(Records from a collection)
'''
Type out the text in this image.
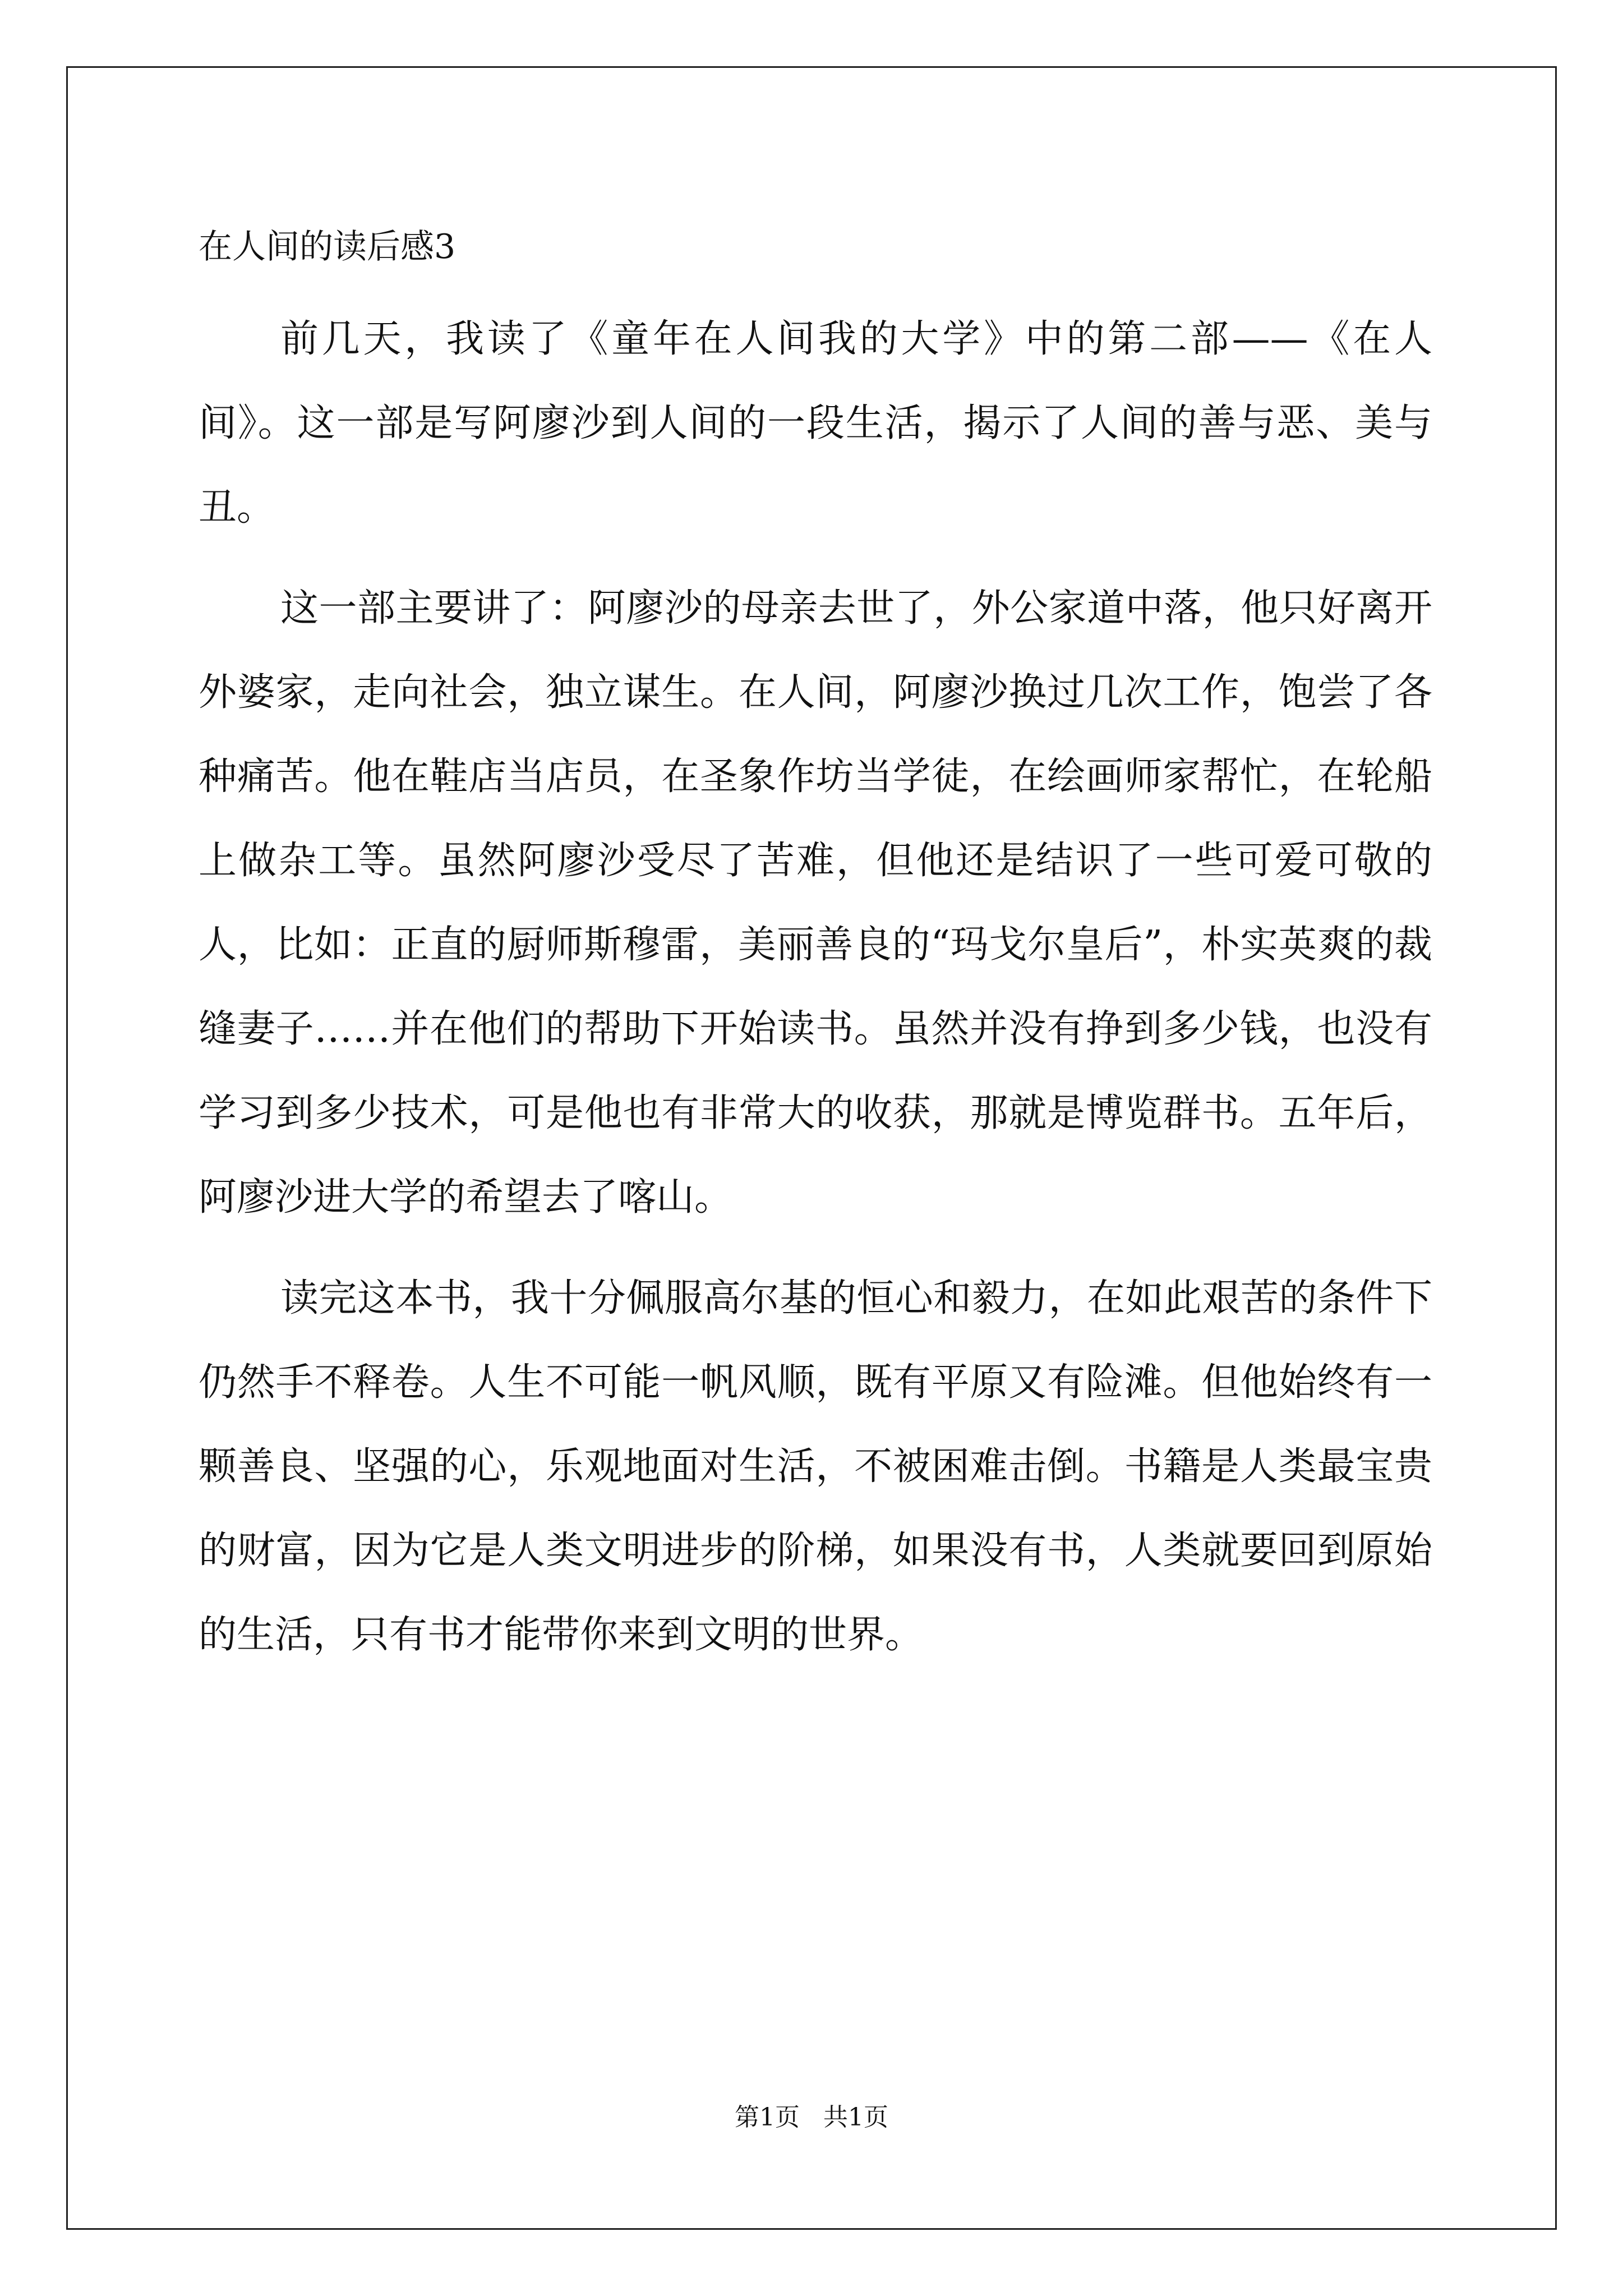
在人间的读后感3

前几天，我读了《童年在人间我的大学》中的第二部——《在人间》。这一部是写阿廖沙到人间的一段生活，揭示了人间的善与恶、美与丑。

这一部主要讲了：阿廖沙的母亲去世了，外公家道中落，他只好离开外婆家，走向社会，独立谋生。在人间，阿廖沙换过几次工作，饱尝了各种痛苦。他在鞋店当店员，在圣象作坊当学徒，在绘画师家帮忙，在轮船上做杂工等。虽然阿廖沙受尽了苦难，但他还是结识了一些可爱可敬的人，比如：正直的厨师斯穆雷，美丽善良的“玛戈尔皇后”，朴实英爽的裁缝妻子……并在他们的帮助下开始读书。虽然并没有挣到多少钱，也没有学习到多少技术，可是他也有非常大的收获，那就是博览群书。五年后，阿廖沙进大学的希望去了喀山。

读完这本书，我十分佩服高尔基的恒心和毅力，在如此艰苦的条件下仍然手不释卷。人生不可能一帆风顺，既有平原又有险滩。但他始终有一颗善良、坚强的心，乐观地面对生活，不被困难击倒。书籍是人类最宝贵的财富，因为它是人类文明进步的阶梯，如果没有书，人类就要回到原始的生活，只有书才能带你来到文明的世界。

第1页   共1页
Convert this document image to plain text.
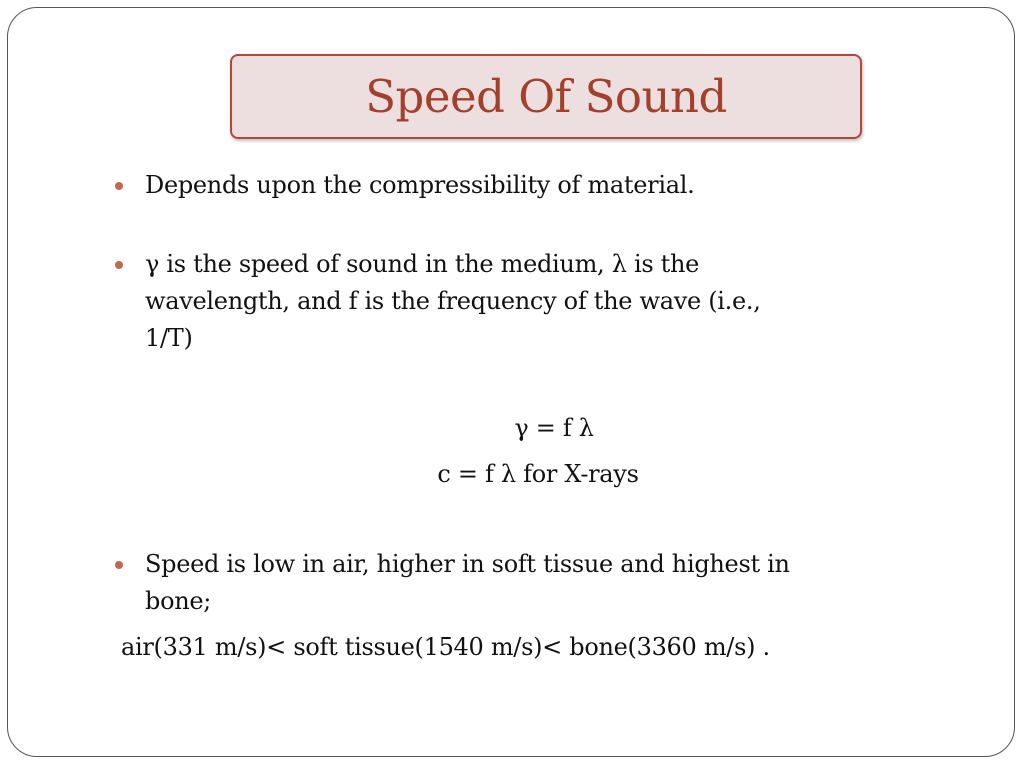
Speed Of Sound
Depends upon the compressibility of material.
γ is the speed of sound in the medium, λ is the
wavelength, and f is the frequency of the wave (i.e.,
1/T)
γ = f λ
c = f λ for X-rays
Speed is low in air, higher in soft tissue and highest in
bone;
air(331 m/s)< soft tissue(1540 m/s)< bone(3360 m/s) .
'''
Copy each line of the listing that includes "soft".

Speed is low in air, higher in soft tissue and highest in
air(331 m/s)< soft tissue(1540 m/s)< bone(3360 m/s) .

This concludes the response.